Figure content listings
******************************

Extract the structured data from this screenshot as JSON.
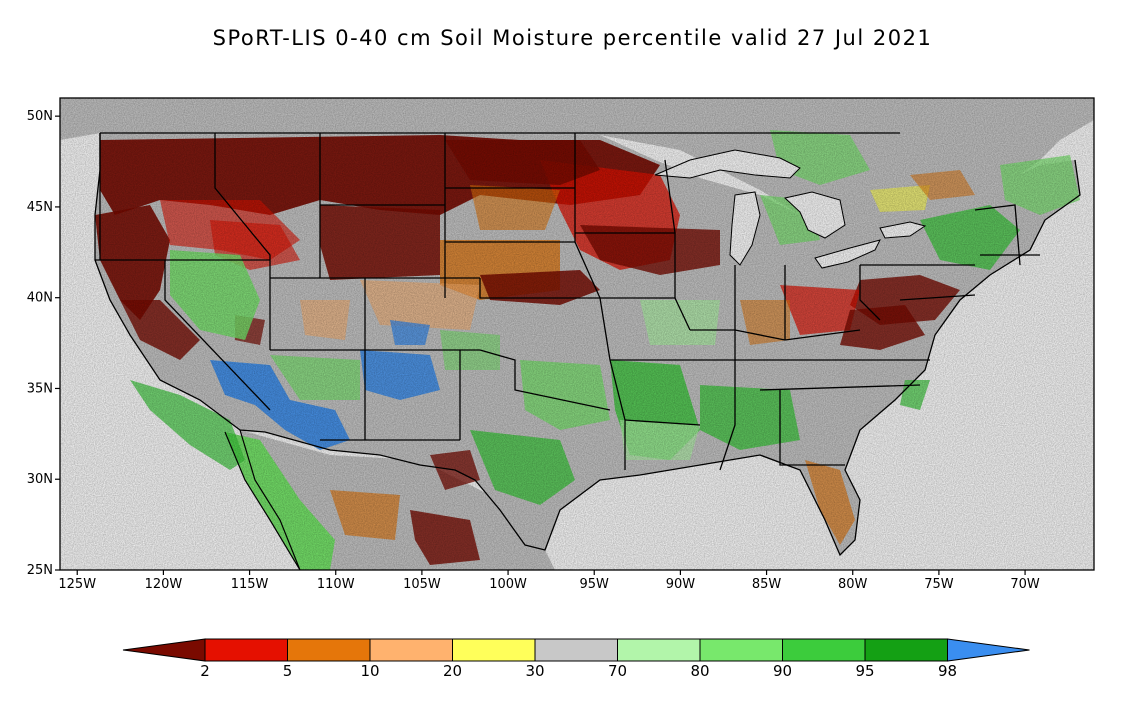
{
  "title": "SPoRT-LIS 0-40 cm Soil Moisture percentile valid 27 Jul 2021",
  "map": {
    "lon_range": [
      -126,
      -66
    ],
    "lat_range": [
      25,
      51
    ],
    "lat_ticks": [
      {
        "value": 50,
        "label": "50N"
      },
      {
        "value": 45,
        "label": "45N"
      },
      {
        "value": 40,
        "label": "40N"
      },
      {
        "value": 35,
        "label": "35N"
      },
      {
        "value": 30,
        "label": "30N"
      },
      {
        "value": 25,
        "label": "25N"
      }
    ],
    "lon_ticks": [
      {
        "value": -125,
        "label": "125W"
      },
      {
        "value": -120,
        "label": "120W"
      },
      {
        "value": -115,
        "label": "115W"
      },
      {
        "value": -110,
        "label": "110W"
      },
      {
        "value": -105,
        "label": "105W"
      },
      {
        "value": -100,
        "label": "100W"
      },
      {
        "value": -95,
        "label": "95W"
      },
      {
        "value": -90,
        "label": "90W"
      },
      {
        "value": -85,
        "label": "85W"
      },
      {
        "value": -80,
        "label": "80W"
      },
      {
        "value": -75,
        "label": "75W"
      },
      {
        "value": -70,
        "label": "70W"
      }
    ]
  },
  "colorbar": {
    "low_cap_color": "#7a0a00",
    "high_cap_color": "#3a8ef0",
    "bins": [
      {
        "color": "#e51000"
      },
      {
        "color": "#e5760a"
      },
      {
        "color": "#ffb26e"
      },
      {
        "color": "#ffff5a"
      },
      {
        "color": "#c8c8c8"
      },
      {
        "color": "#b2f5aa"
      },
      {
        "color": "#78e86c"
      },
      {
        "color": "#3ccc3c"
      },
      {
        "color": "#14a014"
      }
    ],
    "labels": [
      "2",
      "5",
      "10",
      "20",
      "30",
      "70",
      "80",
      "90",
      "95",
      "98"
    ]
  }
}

******************************

Quote each record exactly as it stands, minus the pictures.

ANSWER TO THIS PROBLEM
Extract the structured data from this screenshot as JSON.
{
  "title": "SPoRT-LIS 0-40 cm Soil Moisture percentile valid 27 Jul 2021",
  "map": {
    "lon_range": [
      -126,
      -66
    ],
    "lat_range": [
      25,
      51
    ],
    "lat_ticks": [
      {
        "value": 50,
        "label": "50N"
      },
      {
        "value": 45,
        "label": "45N"
      },
      {
        "value": 40,
        "label": "40N"
      },
      {
        "value": 35,
        "label": "35N"
      },
      {
        "value": 30,
        "label": "30N"
      },
      {
        "value": 25,
        "label": "25N"
      }
    ],
    "lon_ticks": [
      {
        "value": -125,
        "label": "125W"
      },
      {
        "value": -120,
        "label": "120W"
      },
      {
        "value": -115,
        "label": "115W"
      },
      {
        "value": -110,
        "label": "110W"
      },
      {
        "value": -105,
        "label": "105W"
      },
      {
        "value": -100,
        "label": "100W"
      },
      {
        "value": -95,
        "label": "95W"
      },
      {
        "value": -90,
        "label": "90W"
      },
      {
        "value": -85,
        "label": "85W"
      },
      {
        "value": -80,
        "label": "80W"
      },
      {
        "value": -75,
        "label": "75W"
      },
      {
        "value": -70,
        "label": "70W"
      }
    ]
  },
  "colorbar": {
    "low_cap_color": "#7a0a00",
    "high_cap_color": "#3a8ef0",
    "bins": [
      {
        "color": "#e51000"
      },
      {
        "color": "#e5760a"
      },
      {
        "color": "#ffb26e"
      },
      {
        "color": "#ffff5a"
      },
      {
        "color": "#c8c8c8"
      },
      {
        "color": "#b2f5aa"
      },
      {
        "color": "#78e86c"
      },
      {
        "color": "#3ccc3c"
      },
      {
        "color": "#14a014"
      }
    ],
    "labels": [
      "2",
      "5",
      "10",
      "20",
      "30",
      "70",
      "80",
      "90",
      "95",
      "98"
    ]
  }
}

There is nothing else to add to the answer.